-- start of Data excerpts --

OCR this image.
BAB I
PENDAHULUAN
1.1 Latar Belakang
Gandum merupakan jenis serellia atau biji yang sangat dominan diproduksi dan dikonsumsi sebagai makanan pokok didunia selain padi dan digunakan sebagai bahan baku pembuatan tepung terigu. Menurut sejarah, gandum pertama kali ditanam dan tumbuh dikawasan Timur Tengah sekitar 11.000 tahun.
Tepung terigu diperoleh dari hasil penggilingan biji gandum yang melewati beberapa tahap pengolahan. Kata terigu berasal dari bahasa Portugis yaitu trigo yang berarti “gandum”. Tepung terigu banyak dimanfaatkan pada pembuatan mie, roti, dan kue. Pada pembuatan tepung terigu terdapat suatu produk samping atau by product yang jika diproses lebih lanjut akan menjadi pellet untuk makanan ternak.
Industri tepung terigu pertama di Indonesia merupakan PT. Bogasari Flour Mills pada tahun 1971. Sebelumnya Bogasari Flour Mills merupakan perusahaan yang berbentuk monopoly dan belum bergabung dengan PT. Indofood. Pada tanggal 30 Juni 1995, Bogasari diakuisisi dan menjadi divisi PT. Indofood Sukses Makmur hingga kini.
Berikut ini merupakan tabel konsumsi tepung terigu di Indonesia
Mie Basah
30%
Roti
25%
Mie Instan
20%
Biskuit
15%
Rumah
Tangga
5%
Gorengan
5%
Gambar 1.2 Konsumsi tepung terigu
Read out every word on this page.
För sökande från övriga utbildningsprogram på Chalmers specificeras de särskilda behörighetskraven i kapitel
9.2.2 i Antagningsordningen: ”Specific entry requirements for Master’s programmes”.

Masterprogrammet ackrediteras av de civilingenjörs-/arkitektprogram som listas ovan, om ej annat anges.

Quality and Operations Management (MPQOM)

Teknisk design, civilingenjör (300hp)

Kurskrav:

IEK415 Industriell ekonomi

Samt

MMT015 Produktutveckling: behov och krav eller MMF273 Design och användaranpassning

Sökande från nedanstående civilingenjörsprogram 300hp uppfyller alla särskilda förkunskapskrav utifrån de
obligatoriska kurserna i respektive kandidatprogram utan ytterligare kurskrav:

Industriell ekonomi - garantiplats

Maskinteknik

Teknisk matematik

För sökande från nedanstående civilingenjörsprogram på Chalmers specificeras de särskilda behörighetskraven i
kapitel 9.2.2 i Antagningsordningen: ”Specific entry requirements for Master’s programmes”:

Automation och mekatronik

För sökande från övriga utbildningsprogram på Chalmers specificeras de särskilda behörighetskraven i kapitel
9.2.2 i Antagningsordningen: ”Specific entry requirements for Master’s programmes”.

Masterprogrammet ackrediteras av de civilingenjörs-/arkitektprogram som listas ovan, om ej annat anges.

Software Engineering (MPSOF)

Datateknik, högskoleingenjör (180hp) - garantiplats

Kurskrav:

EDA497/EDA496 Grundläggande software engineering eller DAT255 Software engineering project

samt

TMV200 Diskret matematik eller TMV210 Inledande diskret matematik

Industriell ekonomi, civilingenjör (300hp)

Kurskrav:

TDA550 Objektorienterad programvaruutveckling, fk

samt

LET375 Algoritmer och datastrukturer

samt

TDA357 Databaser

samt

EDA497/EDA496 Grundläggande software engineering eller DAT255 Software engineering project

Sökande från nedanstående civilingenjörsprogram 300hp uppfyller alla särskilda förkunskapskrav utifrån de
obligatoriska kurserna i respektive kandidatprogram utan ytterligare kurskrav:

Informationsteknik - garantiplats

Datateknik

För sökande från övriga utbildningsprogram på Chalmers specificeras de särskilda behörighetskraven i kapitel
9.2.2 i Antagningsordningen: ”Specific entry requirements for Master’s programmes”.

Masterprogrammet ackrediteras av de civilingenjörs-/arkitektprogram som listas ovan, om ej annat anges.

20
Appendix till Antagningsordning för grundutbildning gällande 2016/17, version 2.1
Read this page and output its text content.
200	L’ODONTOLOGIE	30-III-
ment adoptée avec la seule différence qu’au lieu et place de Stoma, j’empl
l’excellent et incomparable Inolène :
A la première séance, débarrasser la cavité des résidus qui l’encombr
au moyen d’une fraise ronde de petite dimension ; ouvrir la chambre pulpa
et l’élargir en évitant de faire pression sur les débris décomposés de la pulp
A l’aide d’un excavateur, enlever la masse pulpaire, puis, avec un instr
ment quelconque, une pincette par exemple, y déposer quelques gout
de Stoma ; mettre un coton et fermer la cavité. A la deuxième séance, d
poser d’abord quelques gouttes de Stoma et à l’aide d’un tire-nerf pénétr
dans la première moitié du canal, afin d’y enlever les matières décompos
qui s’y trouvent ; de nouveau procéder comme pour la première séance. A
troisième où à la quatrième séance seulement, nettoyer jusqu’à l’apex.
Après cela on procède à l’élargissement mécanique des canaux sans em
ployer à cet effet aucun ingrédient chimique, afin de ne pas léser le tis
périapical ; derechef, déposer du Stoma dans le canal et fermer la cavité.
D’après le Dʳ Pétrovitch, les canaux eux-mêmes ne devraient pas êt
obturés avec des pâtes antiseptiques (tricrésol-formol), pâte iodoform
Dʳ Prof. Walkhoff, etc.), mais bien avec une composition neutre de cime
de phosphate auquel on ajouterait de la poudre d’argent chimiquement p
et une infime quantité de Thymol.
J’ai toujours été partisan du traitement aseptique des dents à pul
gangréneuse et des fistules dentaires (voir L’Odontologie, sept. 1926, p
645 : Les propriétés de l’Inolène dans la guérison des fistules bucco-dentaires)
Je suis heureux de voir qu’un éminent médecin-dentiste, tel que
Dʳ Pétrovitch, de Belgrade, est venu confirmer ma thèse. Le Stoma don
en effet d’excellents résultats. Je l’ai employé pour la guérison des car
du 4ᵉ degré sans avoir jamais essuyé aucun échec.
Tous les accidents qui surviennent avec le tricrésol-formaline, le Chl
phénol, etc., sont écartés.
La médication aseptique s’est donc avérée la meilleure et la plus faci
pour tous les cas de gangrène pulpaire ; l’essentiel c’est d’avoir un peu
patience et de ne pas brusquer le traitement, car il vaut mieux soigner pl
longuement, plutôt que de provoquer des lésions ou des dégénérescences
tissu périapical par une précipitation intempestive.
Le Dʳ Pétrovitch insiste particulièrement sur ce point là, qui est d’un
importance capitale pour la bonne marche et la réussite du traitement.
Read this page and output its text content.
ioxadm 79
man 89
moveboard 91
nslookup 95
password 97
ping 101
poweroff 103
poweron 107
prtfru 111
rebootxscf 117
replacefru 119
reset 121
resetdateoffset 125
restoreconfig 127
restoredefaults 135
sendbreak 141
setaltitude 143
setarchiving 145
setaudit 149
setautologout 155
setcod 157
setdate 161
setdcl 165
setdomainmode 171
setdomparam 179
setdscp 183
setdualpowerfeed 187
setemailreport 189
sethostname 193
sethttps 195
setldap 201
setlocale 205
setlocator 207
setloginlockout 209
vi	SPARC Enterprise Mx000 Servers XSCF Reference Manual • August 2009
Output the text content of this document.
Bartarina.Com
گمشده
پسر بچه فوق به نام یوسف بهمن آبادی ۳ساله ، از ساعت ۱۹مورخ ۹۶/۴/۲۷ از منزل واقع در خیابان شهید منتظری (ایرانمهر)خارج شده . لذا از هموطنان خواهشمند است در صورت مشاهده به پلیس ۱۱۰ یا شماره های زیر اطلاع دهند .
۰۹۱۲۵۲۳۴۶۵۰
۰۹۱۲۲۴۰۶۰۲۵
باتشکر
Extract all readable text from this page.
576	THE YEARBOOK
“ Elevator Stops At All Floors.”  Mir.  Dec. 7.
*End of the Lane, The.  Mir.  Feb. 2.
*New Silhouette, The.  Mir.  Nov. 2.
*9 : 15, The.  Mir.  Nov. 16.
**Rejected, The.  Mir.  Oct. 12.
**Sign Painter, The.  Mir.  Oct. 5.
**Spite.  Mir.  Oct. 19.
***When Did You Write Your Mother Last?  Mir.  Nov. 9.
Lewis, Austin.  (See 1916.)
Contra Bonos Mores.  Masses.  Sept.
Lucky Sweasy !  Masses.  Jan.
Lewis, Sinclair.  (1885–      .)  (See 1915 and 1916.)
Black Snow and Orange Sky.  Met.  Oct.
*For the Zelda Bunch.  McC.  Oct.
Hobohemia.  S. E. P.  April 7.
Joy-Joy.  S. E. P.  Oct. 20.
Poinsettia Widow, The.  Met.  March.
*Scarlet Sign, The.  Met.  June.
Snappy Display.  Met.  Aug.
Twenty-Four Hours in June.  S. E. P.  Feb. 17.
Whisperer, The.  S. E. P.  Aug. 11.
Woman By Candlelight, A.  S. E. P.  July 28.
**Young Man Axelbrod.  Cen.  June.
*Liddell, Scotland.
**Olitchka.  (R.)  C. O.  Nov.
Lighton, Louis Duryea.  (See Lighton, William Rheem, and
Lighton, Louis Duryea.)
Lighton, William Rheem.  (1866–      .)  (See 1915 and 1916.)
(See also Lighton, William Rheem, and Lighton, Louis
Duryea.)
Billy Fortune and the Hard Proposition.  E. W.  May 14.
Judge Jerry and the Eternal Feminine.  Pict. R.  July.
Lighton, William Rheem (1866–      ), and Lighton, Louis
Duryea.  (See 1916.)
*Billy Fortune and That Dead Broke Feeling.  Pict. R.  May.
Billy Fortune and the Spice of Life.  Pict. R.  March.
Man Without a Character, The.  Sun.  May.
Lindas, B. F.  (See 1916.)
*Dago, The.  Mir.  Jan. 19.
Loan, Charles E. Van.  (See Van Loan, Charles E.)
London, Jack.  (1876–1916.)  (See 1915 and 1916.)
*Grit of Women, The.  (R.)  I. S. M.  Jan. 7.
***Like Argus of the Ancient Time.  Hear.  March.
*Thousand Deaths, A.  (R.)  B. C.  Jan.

-- end of Data excerpts --

- Your instructions -
Within the records, how many lines include "text"? The answer is the number and nothing else.

- Full output -
4